DIRECTIVE
Count how many lines of the data below contain the string "document"; the reply should be that number alone.

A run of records

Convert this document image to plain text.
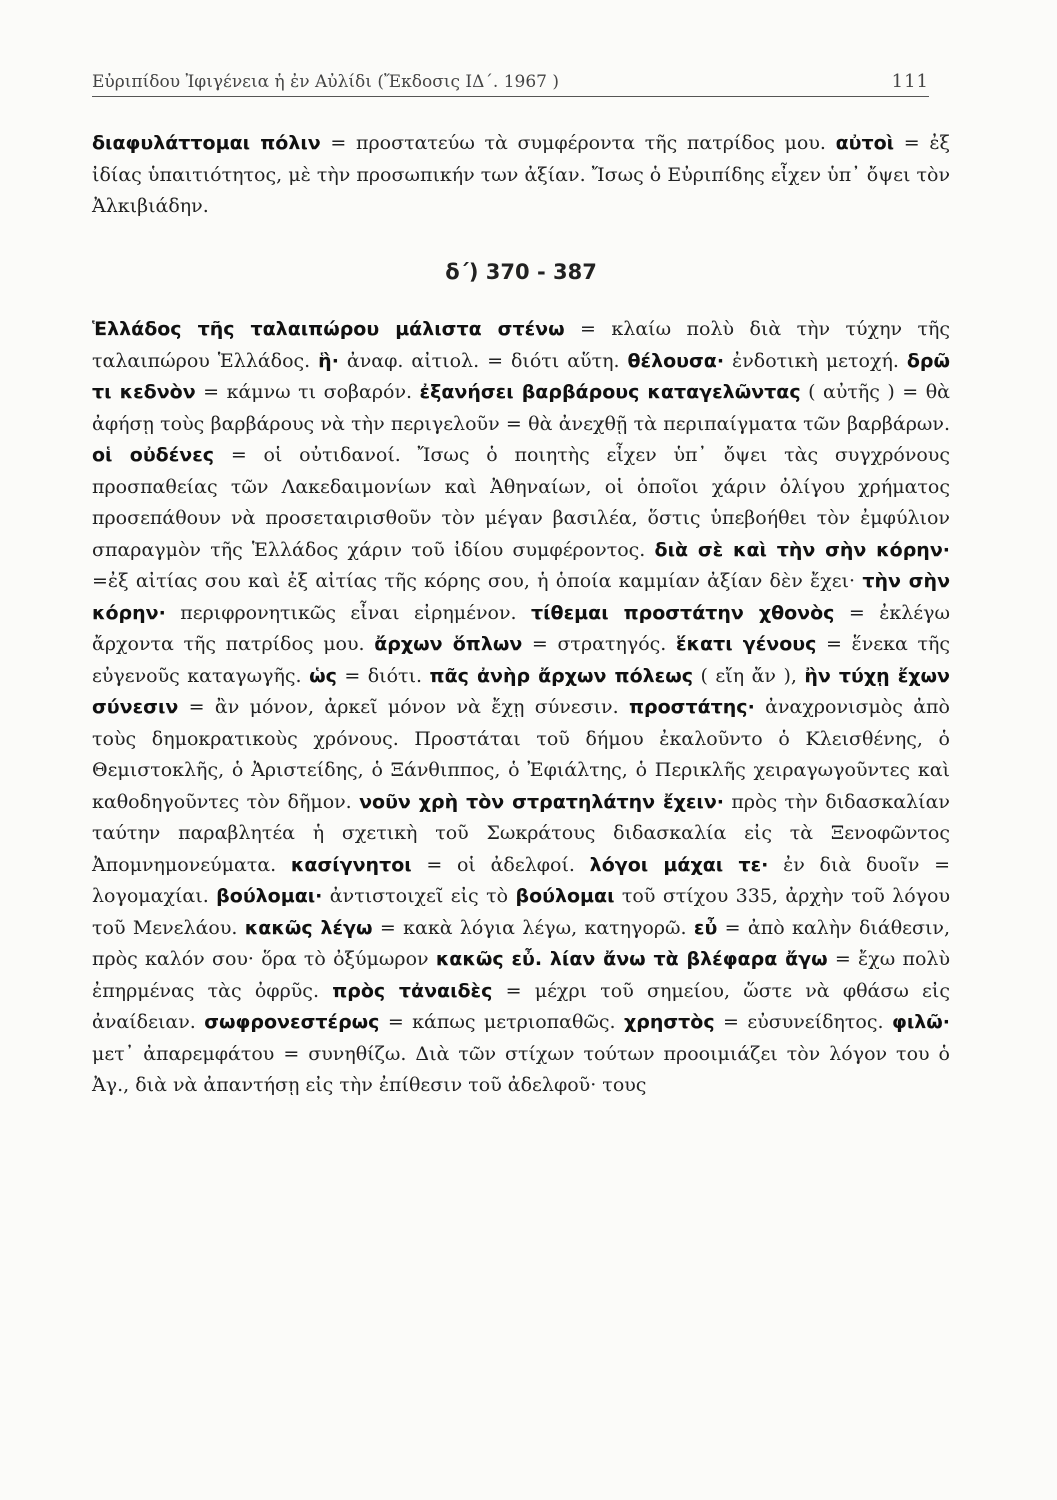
Εὐριπίδου Ἰφιγένεια ἡ ἐν Αὐλίδι (Ἔκδοσις ΙΔ΄. 1967 )	111

διαφυλάττομαι πόλιν = προστατεύω τὰ συμφέροντα τῆς πατρίδος μου. αὐτοὶ = ἐξ ἰδίας ὑπαιτιότητος, μὲ τὴν προσωπικήν των ἀξίαν. Ἴσως ὁ Εὐριπίδης εἶχεν ὑπ᾽ ὄψει τὸν Ἀλκιβιάδην.

δ΄) 370 - 387

Ἑλλάδος τῆς ταλαιπώρου μάλιστα στένω = κλαίω πολὺ διὰ τὴν τύχην τῆς ταλαιπώρου Ἑλλάδος. ἣ· ἀναφ. αἰτιολ. = διότι αὕτη. θέλουσα· ἐνδοτικὴ μετοχή. δρῶ τι κεδνὸν = κάμνω τι σοβαρόν. ἐξανήσει βαρβάρους καταγελῶντας ( αὐτῆς ) = θὰ ἀφήσῃ τοὺς βαρβάρους νὰ τὴν περιγελοῦν = θὰ ἀνεχθῇ τὰ περιπαίγματα τῶν βαρβάρων. οἱ οὐδένες = οἱ οὐτιδανοί. Ἴσως ὁ ποιητὴς εἶχεν ὑπ᾽ ὄψει τὰς συγχρόνους προσπαθείας τῶν Λακεδαιμονίων καὶ Ἀθηναίων, οἱ ὁποῖοι χάριν ὀλίγου χρήματος προσεπάθουν νὰ προσεταιρισθοῦν τὸν μέγαν βασιλέα, ὅστις ὑπεβοήθει τὸν ἐμφύλιον σπαραγμὸν τῆς Ἑλλάδος χάριν τοῦ ἰδίου συμφέροντος. διὰ σὲ καὶ τὴν σὴν κόρην· =ἐξ αἰτίας σου καὶ ἐξ αἰτίας τῆς κόρης σου, ἡ ὁποία καμμίαν ἀξίαν δὲν ἔχει· τὴν σὴν κόρην· περιφρονητικῶς εἶναι εἰρημένον. τίθεμαι προστάτην χθονὸς = ἐκλέγω ἄρχοντα τῆς πατρίδος μου. ἄρχων ὅπλων = στρατηγός. ἕκατι γένους = ἕνεκα τῆς εὐγενοῦς καταγωγῆς. ὡς = διότι. πᾶς ἀνὴρ ἄρχων πόλεως ( εἴη ἄν ), ἢν τύχῃ ἔχων σύνεσιν = ἂν μόνον, ἀρκεῖ μόνον νὰ ἔχῃ σύνεσιν. προστάτης· ἀναχρονισμὸς ἀπὸ τοὺς δημοκρατικοὺς χρόνους. Προστάται τοῦ δήμου ἐκαλοῦντο ὁ Κλεισθένης, ὁ Θεμιστοκλῆς, ὁ Ἀριστείδης, ὁ Ξάνθιππος, ὁ Ἐφιάλτης, ὁ Περικλῆς χειραγωγοῦντες καὶ καθοδηγοῦντες τὸν δῆμον. νοῦν χρὴ τὸν στρατηλάτην ἔχειν· πρὸς τὴν διδασκαλίαν ταύτην παραβλητέα ἡ σχετικὴ τοῦ Σωκράτους διδασκαλία εἰς τὰ Ξενοφῶντος Ἀπομνημονεύματα. κασίγνητοι = οἱ ἀδελφοί. λόγοι μάχαι τε· ἐν διὰ δυοῖν = λογομαχίαι. βούλομαι· ἀντιστοιχεῖ εἰς τὸ βούλομαι τοῦ στίχου 335, ἀρχὴν τοῦ λόγου τοῦ Μενελάου. κακῶς λέγω = κακὰ λόγια λέγω, κατηγορῶ. εὖ = ἀπὸ καλὴν διάθεσιν, πρὸς καλόν σου· ὅρα τὸ ὀξύμωρον κακῶς εὖ. λίαν ἄνω τὰ βλέφαρα ἄγω = ἔχω πολὺ ἐπηρμένας τὰς ὀφρῦς. πρὸς τἀναιδὲς = μέχρι τοῦ σημείου, ὥστε νὰ φθάσω εἰς ἀναίδειαν. σωφρονεστέρως = κάπως μετριοπαθῶς. χρηστὸς = εὐσυνείδητος. φιλῶ· μετ᾽ ἀπαρεμφάτου = συνηθίζω. Διὰ τῶν στίχων τούτων προοιμιάζει τὸν λόγον του ὁ Ἀγ., διὰ νὰ ἀπαντήσῃ εἰς τὴν ἐπίθεσιν τοῦ ἀδελφοῦ· τους
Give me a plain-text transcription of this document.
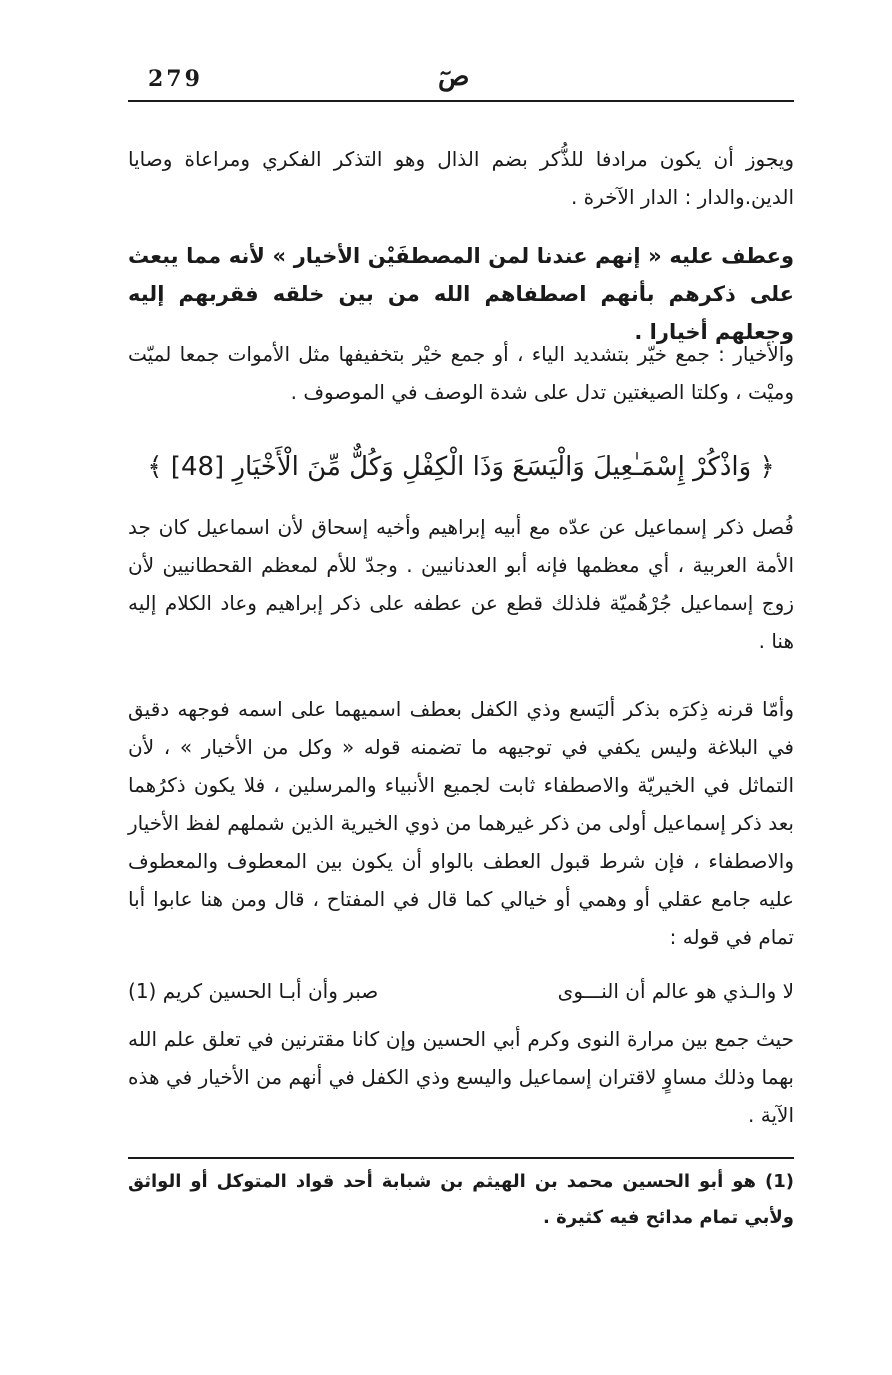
279	صٓ

ويجوز أن يكون مرادفا للذُّكر بضم الذال وهو التذكر الفكري ومراعاة وصايا الدين.والدار : الدار الآخرة .

وعطف عليه « إنهم عندنا لمن المصطفَيْن الأخيار » لأنه مما يبعث على ذكرهم بأنهم اصطفاهم الله من بين خلقه فقربهم إليه وجعلهم أخيارا .

والأخيار : جمع خيّر بتشديد الياء ، أو جمع خيْر بتخفيفها مثل الأموات جمعا لميّت وميْت ، وكلتا الصيغتين تدل على شدة الوصف في الموصوف .

﴿ وَاذْكُرْ إِسْمَـٰعِيلَ وَالْيَسَعَ وَذَا الْكِفْلِ وَكُلٌّ مِّنَ الْأَخْيَارِ [48] ﴾

فُصل ذكر إسماعيل عن عدّه مع أبيه إبراهيم وأخيه إسحاق لأن اسماعيل كان جد الأمة العربية ، أي معظمها فإنه أبو العدنانيين . وجدّ للأم لمعظم القحطانيين لأن زوج إسماعيل جُرْهُميّة فلذلك قطع عن عطفه على ذكر إبراهيم وعاد الكلام إليه هنا .

وأمّا قرنه ذِكرَه بذكر أليَسع وذي الكفل بعطف اسميهما على اسمه فوجهه دقيق في البلاغة وليس يكفي في توجيهه ما تضمنه قوله « وكل من الأخيار » ، لأن التماثل في الخيريّة والاصطفاء ثابت لجميع الأنبياء والمرسلين ، فلا يكون ذكرُهما بعد ذكر إسماعيل أولى من ذكر غيرهما من ذوي الخيرية الذين شملهم لفظ الأخيار والاصطفاء ، فإن شرط قبول العطف بالواو أن يكون بين المعطوف والمعطوف عليه جامع عقلي أو وهمي أو خيالي كما قال في المفتاح ، قال ومن هنا عابوا أبا تمام في قوله :

لا والـذي هو عالم أن النـــوى
صبر وأن أبـا الحسين كريم (1)

حيث جمع بين مرارة النوى وكرم أبي الحسين وإن كانا مقترنين في تعلق علم الله بهما وذلك مساوٍ لاقتران إسماعيل واليسع وذي الكفل في أنهم من الأخيار في هذه الآية .

(1) هو أبو الحسين محمد بن الهيثم بن شبابة أحد قواد المتوكل أو الواثق ولأبي تمام مدائح فيه كثيرة .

FINISHED EXERCISE
2